◆ Problem to work on:
Render the material below as a JSON list of strings, one string per line, from its first line through the line containing "content-line-placeholder bbox=[122, 322, 462, 327]", inclusive. Leave out blank lines.

◆ Dataset entries:
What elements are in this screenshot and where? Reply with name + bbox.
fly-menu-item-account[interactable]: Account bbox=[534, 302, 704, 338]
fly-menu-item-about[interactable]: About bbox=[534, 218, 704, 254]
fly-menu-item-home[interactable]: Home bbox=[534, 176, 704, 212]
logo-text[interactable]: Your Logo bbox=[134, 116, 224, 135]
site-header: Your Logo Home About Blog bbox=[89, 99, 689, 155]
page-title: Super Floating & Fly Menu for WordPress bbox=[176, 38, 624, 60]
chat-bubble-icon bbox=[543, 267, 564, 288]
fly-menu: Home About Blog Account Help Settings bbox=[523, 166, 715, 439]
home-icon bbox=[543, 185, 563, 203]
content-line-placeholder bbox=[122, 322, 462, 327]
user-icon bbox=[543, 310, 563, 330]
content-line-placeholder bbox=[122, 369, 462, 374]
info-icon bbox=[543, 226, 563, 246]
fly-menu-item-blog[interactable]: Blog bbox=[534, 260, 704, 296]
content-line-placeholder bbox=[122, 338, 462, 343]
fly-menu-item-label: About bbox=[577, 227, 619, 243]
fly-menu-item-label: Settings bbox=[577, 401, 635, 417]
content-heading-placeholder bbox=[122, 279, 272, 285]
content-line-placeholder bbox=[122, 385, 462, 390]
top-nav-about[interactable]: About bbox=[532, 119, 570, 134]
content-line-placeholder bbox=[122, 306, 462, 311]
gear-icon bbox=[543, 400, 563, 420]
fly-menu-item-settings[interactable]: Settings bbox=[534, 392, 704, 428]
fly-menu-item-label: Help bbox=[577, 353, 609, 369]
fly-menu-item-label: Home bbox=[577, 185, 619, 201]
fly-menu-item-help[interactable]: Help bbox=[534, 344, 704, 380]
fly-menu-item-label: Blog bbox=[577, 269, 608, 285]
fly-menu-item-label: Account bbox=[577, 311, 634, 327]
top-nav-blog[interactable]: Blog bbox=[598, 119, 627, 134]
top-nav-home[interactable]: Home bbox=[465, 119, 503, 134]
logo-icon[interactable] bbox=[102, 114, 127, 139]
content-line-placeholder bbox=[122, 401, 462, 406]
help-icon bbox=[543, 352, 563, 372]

◆ Result of this exercise:
[
  "What elements are in this screenshot and where? Reply with name + bbox.",
  "fly-menu-item-account[interactable]: Account bbox=[534, 302, 704, 338]",
  "fly-menu-item-about[interactable]: About bbox=[534, 218, 704, 254]",
  "fly-menu-item-home[interactable]: Home bbox=[534, 176, 704, 212]",
  "logo-text[interactable]: Your Logo bbox=[134, 116, 224, 135]",
  "site-header: Your Logo Home About Blog bbox=[89, 99, 689, 155]",
  "page-title: Super Floating & Fly Menu for WordPress bbox=[176, 38, 624, 60]",
  "chat-bubble-icon bbox=[543, 267, 564, 288]",
  "fly-menu: Home About Blog Account Help Settings bbox=[523, 166, 715, 439]",
  "home-icon bbox=[543, 185, 563, 203]",
  "content-line-placeholder bbox=[122, 322, 462, 327]"
]